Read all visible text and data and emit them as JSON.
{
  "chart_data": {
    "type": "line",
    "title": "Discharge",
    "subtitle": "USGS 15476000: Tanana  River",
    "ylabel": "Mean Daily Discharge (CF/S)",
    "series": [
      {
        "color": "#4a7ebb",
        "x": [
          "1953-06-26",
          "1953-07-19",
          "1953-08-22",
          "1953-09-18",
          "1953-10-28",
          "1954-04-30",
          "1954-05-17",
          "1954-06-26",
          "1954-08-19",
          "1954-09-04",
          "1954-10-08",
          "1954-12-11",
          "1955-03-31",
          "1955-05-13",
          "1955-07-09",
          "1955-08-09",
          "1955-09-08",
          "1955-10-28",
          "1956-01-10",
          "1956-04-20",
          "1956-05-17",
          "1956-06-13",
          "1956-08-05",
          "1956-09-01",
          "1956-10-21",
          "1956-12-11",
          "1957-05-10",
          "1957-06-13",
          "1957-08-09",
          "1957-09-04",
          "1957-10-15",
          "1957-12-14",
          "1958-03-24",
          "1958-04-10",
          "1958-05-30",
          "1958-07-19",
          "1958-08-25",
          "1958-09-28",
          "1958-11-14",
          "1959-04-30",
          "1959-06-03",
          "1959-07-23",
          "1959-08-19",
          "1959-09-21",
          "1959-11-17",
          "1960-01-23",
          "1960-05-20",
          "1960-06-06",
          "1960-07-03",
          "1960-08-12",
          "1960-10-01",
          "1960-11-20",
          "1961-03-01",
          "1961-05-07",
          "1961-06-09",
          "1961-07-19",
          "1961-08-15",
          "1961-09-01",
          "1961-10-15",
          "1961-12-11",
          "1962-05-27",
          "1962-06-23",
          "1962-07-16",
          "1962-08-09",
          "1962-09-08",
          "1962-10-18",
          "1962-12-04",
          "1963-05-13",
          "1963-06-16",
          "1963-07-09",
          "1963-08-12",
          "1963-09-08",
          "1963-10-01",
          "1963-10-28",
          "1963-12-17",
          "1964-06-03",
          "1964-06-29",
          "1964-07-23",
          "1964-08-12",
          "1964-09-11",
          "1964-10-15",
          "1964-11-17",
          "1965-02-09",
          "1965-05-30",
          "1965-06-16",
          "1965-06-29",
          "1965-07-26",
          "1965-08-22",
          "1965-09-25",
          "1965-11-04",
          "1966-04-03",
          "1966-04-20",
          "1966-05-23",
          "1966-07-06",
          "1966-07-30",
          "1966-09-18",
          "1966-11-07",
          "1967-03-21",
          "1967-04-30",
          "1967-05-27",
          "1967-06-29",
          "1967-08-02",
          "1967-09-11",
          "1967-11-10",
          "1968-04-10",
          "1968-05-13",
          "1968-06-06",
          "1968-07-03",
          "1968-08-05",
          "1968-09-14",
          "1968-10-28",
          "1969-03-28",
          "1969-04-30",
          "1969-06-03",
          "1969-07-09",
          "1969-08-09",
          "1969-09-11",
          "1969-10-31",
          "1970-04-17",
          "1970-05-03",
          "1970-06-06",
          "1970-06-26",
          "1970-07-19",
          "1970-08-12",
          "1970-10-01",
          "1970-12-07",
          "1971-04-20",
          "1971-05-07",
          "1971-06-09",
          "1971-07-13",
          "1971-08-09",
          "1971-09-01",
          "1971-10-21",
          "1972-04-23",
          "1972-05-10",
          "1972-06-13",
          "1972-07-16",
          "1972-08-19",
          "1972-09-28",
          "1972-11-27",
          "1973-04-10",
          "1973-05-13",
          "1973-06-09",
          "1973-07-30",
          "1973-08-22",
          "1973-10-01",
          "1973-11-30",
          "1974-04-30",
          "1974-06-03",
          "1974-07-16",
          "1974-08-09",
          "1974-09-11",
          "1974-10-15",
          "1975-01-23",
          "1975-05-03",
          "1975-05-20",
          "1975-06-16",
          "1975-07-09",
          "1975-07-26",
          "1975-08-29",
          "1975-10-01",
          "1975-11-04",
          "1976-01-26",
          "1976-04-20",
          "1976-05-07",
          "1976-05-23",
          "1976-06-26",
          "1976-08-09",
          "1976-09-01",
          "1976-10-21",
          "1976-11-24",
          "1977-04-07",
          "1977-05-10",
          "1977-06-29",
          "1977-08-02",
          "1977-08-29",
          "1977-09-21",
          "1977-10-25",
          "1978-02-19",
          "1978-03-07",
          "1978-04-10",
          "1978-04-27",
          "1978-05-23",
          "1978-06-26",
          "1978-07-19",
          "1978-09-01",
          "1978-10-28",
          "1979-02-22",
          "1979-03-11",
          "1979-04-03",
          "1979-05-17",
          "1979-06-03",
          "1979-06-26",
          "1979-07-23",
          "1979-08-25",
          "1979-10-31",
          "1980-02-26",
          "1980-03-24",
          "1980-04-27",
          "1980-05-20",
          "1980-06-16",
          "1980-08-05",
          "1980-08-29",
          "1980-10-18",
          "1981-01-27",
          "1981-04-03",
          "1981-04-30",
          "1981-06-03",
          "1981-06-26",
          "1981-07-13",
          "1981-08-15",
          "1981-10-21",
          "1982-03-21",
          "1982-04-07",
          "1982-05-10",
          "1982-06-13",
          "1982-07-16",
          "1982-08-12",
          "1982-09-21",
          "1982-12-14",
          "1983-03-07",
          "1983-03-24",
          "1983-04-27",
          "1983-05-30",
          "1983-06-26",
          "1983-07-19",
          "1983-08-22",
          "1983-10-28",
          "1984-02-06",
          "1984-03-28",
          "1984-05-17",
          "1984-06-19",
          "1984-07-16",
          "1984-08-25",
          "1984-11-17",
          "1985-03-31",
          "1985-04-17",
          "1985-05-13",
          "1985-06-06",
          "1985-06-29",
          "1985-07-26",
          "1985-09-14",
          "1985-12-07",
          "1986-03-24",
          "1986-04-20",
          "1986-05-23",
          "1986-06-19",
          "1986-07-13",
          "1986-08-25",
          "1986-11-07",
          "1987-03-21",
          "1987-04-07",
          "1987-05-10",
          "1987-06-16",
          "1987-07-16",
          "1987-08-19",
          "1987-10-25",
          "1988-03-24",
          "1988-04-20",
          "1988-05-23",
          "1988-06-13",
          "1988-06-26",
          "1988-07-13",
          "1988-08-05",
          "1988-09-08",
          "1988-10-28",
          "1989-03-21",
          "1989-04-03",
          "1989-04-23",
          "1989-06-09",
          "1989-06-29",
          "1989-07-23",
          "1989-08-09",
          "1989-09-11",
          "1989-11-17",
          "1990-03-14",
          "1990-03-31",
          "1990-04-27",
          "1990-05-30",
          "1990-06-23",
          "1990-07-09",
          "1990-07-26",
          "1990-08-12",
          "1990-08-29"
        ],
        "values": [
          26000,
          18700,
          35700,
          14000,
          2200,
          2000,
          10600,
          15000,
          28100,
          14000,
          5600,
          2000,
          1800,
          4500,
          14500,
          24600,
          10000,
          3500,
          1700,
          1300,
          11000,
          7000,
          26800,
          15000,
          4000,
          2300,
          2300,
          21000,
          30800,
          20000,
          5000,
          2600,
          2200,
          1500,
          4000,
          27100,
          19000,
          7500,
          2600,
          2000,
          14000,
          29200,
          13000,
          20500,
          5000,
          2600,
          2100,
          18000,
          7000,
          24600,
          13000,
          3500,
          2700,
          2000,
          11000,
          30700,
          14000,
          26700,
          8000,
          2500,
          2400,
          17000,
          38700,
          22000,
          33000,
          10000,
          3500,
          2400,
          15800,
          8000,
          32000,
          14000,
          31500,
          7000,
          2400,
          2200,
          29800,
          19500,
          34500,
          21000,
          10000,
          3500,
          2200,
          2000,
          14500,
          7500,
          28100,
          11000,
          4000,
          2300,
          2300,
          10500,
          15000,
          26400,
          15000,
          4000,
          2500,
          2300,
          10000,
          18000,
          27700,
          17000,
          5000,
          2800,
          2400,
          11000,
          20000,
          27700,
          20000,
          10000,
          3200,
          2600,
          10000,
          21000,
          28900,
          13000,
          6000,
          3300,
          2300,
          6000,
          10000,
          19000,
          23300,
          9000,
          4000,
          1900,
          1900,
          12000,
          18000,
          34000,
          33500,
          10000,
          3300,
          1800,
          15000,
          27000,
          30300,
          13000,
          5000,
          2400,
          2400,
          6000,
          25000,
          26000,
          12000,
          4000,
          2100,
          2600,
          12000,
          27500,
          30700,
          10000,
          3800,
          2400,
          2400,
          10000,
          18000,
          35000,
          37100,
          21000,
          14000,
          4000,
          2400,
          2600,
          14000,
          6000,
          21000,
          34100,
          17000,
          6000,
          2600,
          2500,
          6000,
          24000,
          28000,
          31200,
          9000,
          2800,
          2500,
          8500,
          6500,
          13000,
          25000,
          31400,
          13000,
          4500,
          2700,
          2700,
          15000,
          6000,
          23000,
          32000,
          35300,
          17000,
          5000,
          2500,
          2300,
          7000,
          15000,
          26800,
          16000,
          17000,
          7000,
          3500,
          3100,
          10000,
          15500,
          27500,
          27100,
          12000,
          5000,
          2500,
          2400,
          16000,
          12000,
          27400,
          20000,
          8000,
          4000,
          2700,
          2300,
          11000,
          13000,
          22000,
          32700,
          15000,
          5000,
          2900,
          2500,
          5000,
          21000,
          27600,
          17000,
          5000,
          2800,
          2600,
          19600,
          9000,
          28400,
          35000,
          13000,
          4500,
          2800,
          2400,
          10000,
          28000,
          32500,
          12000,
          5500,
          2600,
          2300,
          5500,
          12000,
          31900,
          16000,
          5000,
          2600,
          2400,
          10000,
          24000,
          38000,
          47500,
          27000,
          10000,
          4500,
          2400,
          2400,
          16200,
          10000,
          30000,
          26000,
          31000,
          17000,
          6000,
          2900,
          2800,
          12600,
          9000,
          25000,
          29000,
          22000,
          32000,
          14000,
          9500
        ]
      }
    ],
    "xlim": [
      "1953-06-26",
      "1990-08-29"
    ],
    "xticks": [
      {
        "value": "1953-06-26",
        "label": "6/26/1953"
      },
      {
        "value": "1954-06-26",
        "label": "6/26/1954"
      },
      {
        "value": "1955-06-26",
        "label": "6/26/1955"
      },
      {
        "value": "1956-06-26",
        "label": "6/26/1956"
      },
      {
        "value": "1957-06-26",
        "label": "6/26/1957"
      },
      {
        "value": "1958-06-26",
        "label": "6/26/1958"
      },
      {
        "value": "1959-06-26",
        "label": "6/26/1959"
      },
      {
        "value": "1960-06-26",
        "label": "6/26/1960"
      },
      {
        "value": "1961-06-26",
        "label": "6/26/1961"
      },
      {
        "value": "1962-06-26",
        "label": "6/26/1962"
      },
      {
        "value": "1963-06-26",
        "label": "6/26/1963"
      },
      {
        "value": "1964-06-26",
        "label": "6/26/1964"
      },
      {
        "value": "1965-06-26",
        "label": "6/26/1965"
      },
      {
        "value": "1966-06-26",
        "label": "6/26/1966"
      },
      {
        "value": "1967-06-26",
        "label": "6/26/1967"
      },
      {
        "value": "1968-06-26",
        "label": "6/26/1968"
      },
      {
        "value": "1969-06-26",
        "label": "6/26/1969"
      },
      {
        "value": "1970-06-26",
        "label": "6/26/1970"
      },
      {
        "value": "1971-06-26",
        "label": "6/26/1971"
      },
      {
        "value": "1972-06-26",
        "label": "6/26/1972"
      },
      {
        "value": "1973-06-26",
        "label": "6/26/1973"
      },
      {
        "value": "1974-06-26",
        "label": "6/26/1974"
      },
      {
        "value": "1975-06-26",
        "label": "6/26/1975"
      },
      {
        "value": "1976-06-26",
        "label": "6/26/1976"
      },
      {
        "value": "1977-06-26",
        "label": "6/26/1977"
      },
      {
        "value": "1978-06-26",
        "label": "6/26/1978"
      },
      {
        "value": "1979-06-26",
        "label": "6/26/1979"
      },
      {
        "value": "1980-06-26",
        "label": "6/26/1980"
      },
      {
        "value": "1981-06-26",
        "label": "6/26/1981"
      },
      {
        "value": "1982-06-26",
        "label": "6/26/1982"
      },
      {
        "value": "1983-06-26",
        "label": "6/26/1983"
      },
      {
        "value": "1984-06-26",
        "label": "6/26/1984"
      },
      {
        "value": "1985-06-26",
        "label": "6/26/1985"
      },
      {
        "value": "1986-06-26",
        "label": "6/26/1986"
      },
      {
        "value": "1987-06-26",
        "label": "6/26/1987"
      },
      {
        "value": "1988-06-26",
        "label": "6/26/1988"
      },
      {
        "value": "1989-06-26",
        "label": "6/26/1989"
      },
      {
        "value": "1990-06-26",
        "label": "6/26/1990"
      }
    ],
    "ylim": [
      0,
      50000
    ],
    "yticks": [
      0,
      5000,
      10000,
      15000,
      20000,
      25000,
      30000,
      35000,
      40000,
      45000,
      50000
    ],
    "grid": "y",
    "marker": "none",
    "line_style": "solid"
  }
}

## [What is needed]
Isolate the lines that hold the word "Discharge" and copy all of them.

## [Written solution]
    "title": "Discharge",
    "ylabel": "Mean Daily Discharge (CF/S)",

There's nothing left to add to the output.